To do: Every record below should be written out exactly; pictures stay out.

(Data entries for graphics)
------------------------------------------------

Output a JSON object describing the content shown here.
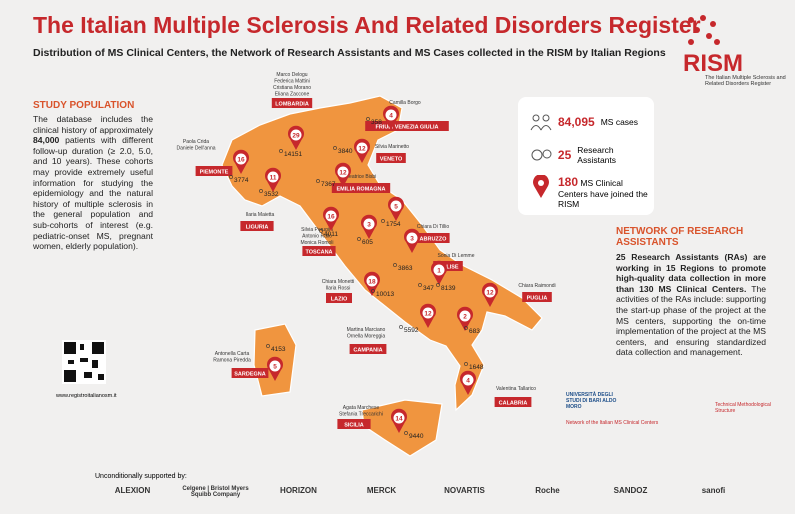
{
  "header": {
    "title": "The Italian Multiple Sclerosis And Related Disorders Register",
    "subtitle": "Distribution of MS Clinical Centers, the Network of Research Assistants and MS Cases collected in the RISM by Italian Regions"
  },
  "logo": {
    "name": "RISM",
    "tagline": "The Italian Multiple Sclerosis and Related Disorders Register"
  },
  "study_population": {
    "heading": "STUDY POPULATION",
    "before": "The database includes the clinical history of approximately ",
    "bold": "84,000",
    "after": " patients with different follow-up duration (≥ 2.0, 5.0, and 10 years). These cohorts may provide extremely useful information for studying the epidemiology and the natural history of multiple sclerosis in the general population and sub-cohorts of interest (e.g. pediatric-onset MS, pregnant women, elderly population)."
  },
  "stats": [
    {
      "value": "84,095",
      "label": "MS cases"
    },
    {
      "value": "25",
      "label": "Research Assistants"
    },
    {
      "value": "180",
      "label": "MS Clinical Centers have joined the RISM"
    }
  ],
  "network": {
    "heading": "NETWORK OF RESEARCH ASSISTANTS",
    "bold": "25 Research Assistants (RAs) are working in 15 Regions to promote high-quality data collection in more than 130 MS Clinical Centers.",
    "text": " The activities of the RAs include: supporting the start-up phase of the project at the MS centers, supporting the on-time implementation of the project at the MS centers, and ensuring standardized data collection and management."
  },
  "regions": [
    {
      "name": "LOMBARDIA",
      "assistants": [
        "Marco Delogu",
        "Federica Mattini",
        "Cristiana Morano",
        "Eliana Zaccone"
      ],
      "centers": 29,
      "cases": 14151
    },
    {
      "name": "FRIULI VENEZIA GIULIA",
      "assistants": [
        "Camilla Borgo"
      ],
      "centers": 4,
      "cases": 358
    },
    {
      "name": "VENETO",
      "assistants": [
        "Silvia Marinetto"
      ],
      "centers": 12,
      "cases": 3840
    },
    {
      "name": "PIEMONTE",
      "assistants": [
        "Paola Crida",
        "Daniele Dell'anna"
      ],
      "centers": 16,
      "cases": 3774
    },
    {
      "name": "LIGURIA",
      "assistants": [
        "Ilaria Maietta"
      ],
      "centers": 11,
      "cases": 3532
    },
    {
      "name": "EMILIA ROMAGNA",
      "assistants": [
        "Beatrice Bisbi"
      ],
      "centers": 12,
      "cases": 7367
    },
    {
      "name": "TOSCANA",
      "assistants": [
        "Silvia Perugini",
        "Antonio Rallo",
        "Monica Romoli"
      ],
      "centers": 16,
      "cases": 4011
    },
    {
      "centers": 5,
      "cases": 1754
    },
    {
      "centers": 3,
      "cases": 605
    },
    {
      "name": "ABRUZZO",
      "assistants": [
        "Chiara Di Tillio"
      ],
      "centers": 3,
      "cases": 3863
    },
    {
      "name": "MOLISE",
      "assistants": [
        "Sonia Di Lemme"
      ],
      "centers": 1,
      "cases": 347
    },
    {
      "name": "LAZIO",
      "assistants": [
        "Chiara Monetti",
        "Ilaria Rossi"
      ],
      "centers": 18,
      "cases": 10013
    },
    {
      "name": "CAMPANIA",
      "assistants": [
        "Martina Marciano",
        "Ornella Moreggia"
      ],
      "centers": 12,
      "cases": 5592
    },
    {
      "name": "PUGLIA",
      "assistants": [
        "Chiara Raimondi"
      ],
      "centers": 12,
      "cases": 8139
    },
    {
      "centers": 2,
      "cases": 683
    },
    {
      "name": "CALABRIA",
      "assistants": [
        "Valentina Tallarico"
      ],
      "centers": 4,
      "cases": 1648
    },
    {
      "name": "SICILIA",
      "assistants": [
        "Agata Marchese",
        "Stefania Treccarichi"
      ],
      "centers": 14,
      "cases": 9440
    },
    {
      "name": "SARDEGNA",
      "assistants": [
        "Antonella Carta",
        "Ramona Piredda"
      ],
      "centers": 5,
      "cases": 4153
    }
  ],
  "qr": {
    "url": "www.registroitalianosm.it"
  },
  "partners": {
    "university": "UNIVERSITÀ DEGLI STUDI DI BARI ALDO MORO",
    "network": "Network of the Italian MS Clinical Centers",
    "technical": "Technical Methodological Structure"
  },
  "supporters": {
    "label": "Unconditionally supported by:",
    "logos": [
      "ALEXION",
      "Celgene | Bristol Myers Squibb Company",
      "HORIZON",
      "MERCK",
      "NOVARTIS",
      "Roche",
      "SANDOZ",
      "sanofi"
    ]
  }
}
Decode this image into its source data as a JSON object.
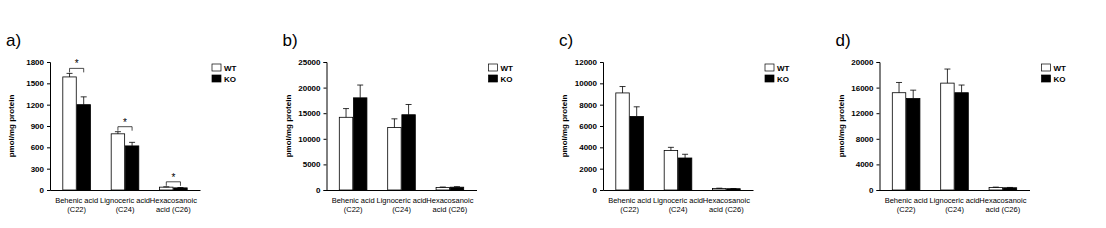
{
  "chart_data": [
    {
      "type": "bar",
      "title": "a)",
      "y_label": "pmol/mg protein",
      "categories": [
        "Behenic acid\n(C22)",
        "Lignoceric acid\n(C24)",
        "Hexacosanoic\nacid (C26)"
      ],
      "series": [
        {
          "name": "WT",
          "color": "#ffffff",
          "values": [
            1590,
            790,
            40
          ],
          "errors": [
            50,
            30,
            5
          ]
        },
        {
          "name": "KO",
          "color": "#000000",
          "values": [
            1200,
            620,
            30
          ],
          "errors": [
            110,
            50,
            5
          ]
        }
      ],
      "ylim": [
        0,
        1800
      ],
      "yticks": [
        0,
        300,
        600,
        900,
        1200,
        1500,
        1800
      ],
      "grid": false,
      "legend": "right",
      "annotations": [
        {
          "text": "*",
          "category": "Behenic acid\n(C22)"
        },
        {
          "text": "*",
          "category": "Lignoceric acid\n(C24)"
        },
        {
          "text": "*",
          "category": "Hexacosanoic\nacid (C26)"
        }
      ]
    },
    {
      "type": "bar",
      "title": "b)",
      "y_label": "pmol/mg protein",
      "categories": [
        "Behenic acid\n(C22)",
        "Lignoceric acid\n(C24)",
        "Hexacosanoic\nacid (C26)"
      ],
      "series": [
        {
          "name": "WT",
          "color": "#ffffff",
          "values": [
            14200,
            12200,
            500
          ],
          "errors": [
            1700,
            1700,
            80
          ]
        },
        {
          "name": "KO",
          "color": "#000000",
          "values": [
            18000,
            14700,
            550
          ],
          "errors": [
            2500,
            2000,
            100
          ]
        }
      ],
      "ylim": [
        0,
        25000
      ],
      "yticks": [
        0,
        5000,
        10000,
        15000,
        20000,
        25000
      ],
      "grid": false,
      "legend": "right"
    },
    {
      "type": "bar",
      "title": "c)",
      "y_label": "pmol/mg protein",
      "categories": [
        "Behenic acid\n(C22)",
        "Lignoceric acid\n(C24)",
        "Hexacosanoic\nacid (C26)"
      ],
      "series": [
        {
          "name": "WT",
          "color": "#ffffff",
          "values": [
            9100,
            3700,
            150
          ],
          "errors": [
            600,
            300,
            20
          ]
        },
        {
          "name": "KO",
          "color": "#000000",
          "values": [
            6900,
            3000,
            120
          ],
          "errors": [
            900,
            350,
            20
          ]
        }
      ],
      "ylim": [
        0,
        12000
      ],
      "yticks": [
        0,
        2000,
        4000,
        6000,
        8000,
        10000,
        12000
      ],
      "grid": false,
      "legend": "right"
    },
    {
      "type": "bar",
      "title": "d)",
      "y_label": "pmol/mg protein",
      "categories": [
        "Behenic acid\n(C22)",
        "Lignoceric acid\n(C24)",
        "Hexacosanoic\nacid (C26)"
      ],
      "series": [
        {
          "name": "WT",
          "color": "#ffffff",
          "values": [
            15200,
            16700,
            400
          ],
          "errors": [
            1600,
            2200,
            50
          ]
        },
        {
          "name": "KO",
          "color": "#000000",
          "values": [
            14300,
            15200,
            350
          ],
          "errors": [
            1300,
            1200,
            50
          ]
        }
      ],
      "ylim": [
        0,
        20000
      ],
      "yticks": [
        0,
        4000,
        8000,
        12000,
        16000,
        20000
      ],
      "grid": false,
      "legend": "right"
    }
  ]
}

------------------------------------------------

Solution to this exercise:
Output a JSON object describing the content shown here.
{
  "header": {
    "title": "The Italian Multiple Sclerosis And Related Disorders Register",
    "subtitle": "Distribution of MS Clinical Centers, the Network of Research Assistants and MS Cases collected in the RISM by Italian Regions"
  },
  "logo": {
    "name": "RISM",
    "tagline": "The Italian Multiple Sclerosis and Related Disorders Register"
  },
  "study_population": {
    "heading": "STUDY POPULATION",
    "before": "The database includes the clinical history of approximately ",
    "bold": "84,000",
    "after": " patients with different follow-up duration (≥ 2.0, 5.0, and 10 years). These cohorts may provide extremely useful information for studying the epidemiology and the natural history of multiple sclerosis in the general population and sub-cohorts of interest (e.g. pediatric-onset MS, pregnant women, elderly population)."
  },
  "stats": [
    {
      "value": "84,095",
      "label": "MS cases"
    },
    {
      "value": "25",
      "label": "Research Assistants"
    },
    {
      "value": "180",
      "label": "MS Clinical Centers have joined the RISM"
    }
  ],
  "network": {
    "heading": "NETWORK OF RESEARCH ASSISTANTS",
    "bold": "25 Research Assistants (RAs) are working in 15 Regions to promote high-quality data collection in more than 130 MS Clinical Centers.",
    "text": " The activities of the RAs include: supporting the start-up phase of the project at the MS centers, supporting the on-time implementation of the project at the MS centers, and ensuring standardized data collection and management."
  },
  "regions": [
    {
      "name": "LOMBARDIA",
      "assistants": [
        "Marco Delogu",
        "Federica Mattini",
        "Cristiana Morano",
        "Eliana Zaccone"
      ],
      "centers": 29,
      "cases": 14151
    },
    {
      "name": "FRIULI VENEZIA GIULIA",
      "assistants": [
        "Camilla Borgo"
      ],
      "centers": 4,
      "cases": 358
    },
    {
      "name": "VENETO",
      "assistants": [
        "Silvia Marinetto"
      ],
      "centers": 12,
      "cases": 3840
    },
    {
      "name": "PIEMONTE",
      "assistants": [
        "Paola Crida",
        "Daniele Dell'anna"
      ],
      "centers": 16,
      "cases": 3774
    },
    {
      "name": "LIGURIA",
      "assistants": [
        "Ilaria Maietta"
      ],
      "centers": 11,
      "cases": 3532
    },
    {
      "name": "EMILIA ROMAGNA",
      "assistants": [
        "Beatrice Bisbi"
      ],
      "centers": 12,
      "cases": 7367
    },
    {
      "name": "TOSCANA",
      "assistants": [
        "Silvia Perugini",
        "Antonio Rallo",
        "Monica Romoli"
      ],
      "centers": 16,
      "cases": 4011
    },
    {
      "centers": 5,
      "cases": 1754
    },
    {
      "centers": 3,
      "cases": 605
    },
    {
      "name": "ABRUZZO",
      "assistants": [
        "Chiara Di Tillio"
      ],
      "centers": 3,
      "cases": 3863
    },
    {
      "name": "MOLISE",
      "assistants": [
        "Sonia Di Lemme"
      ],
      "centers": 1,
      "cases": 347
    },
    {
      "name": "LAZIO",
      "assistants": [
        "Chiara Monetti",
        "Ilaria Rossi"
      ],
      "centers": 18,
      "cases": 10013
    },
    {
      "name": "CAMPANIA",
      "assistants": [
        "Martina Marciano",
        "Ornella Moreggia"
      ],
      "centers": 12,
      "cases": 5592
    },
    {
      "name": "PUGLIA",
      "assistants": [
        "Chiara Raimondi"
      ],
      "centers": 12,
      "cases": 8139
    },
    {
      "centers": 2,
      "cases": 683
    },
    {
      "name": "CALABRIA",
      "assistants": [
        "Valentina Tallarico"
      ],
      "centers": 4,
      "cases": 1648
    },
    {
      "name": "SICILIA",
      "assistants": [
        "Agata Marchese",
        "Stefania Treccarichi"
      ],
      "centers": 14,
      "cases": 9440
    },
    {
      "name": "SARDEGNA",
      "assistants": [
        "Antonella Carta",
        "Ramona Piredda"
      ],
      "centers": 5,
      "cases": 4153
    }
  ],
  "qr": {
    "url": "www.registroitalianosm.it"
  },
  "partners": {
    "university": "UNIVERSITÀ DEGLI STUDI DI BARI ALDO MORO",
    "network": "Network of the Italian MS Clinical Centers",
    "technical": "Technical Methodological Structure"
  },
  "supporters": {
    "label": "Unconditionally supported by:",
    "logos": [
      "ALEXION",
      "Celgene | Bristol Myers Squibb Company",
      "HORIZON",
      "MERCK",
      "NOVARTIS",
      "Roche",
      "SANDOZ",
      "sanofi"
    ]
  }
}
Decode this image into its source data as a JSON object.
{
  "chart_data": [
    {
      "type": "bar",
      "title": "a)",
      "y_label": "pmol/mg protein",
      "categories": [
        "Behenic acid\n(C22)",
        "Lignoceric acid\n(C24)",
        "Hexacosanoic\nacid (C26)"
      ],
      "series": [
        {
          "name": "WT",
          "color": "#ffffff",
          "values": [
            1590,
            790,
            40
          ],
          "errors": [
            50,
            30,
            5
          ]
        },
        {
          "name": "KO",
          "color": "#000000",
          "values": [
            1200,
            620,
            30
          ],
          "errors": [
            110,
            50,
            5
          ]
        }
      ],
      "ylim": [
        0,
        1800
      ],
      "yticks": [
        0,
        300,
        600,
        900,
        1200,
        1500,
        1800
      ],
      "grid": false,
      "legend": "right",
      "annotations": [
        {
          "text": "*",
          "category": "Behenic acid\n(C22)"
        },
        {
          "text": "*",
          "category": "Lignoceric acid\n(C24)"
        },
        {
          "text": "*",
          "category": "Hexacosanoic\nacid (C26)"
        }
      ]
    },
    {
      "type": "bar",
      "title": "b)",
      "y_label": "pmol/mg protein",
      "categories": [
        "Behenic acid\n(C22)",
        "Lignoceric acid\n(C24)",
        "Hexacosanoic\nacid (C26)"
      ],
      "series": [
        {
          "name": "WT",
          "color": "#ffffff",
          "values": [
            14200,
            12200,
            500
          ],
          "errors": [
            1700,
            1700,
            80
          ]
        },
        {
          "name": "KO",
          "color": "#000000",
          "values": [
            18000,
            14700,
            550
          ],
          "errors": [
            2500,
            2000,
            100
          ]
        }
      ],
      "ylim": [
        0,
        25000
      ],
      "yticks": [
        0,
        5000,
        10000,
        15000,
        20000,
        25000
      ],
      "grid": false,
      "legend": "right"
    },
    {
      "type": "bar",
      "title": "c)",
      "y_label": "pmol/mg protein",
      "categories": [
        "Behenic acid\n(C22)",
        "Lignoceric acid\n(C24)",
        "Hexacosanoic\nacid (C26)"
      ],
      "series": [
        {
          "name": "WT",
          "color": "#ffffff",
          "values": [
            9100,
            3700,
            150
          ],
          "errors": [
            600,
            300,
            20
          ]
        },
        {
          "name": "KO",
          "color": "#000000",
          "values": [
            6900,
            3000,
            120
          ],
          "errors": [
            900,
            350,
            20
          ]
        }
      ],
      "ylim": [
        0,
        12000
      ],
      "yticks": [
        0,
        2000,
        4000,
        6000,
        8000,
        10000,
        12000
      ],
      "grid": false,
      "legend": "right"
    },
    {
      "type": "bar",
      "title": "d)",
      "y_label": "pmol/mg protein",
      "categories": [
        "Behenic acid\n(C22)",
        "Lignoceric acid\n(C24)",
        "Hexacosanoic\nacid (C26)"
      ],
      "series": [
        {
          "name": "WT",
          "color": "#ffffff",
          "values": [
            15200,
            16700,
            400
          ],
          "errors": [
            1600,
            2200,
            50
          ]
        },
        {
          "name": "KO",
          "color": "#000000",
          "values": [
            14300,
            15200,
            350
          ],
          "errors": [
            1300,
            1200,
            50
          ]
        }
      ],
      "ylim": [
        0,
        20000
      ],
      "yticks": [
        0,
        4000,
        8000,
        12000,
        16000,
        20000
      ],
      "grid": false,
      "legend": "right"
    }
  ]
}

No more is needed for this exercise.